◆ Set exercise
Extract, from the listing that follows, each line containing the word "description".

# start of Entries

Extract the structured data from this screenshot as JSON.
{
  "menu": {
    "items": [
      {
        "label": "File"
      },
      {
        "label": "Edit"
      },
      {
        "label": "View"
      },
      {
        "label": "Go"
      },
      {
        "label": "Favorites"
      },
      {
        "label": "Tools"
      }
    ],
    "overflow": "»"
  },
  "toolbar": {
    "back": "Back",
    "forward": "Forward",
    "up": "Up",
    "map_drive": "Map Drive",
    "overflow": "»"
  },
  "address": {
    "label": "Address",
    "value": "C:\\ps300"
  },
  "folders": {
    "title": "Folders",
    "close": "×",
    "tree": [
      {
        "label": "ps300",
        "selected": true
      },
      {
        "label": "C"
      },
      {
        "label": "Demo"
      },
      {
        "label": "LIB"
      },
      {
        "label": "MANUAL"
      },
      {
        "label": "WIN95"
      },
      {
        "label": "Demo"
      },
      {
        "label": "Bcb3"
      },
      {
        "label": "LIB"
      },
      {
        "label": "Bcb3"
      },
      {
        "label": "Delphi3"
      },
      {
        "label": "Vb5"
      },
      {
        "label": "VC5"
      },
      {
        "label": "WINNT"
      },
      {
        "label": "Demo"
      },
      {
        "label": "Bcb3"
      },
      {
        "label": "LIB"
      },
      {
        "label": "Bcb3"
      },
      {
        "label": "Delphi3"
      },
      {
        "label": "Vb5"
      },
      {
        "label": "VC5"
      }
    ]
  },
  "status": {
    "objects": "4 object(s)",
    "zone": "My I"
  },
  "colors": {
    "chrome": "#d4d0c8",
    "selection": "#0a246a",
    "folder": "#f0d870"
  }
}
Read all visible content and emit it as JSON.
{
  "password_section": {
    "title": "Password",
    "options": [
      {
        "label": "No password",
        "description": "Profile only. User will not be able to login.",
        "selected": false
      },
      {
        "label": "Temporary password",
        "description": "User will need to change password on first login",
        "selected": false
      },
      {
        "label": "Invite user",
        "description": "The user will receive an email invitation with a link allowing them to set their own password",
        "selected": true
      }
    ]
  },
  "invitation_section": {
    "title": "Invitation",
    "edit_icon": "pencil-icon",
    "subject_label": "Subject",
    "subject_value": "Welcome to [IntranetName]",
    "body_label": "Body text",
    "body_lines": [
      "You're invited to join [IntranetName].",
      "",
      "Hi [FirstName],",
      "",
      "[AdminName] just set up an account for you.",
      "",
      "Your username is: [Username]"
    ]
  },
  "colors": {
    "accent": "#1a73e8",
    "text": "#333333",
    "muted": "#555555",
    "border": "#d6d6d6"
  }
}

# end of Entries

◆ Answer in full
        "description": "Profile only. User will not be able to login.",
        "description": "User will need to change password on first login",
        "description": "The user will receive an email invitation with a link allowing them to set their own password",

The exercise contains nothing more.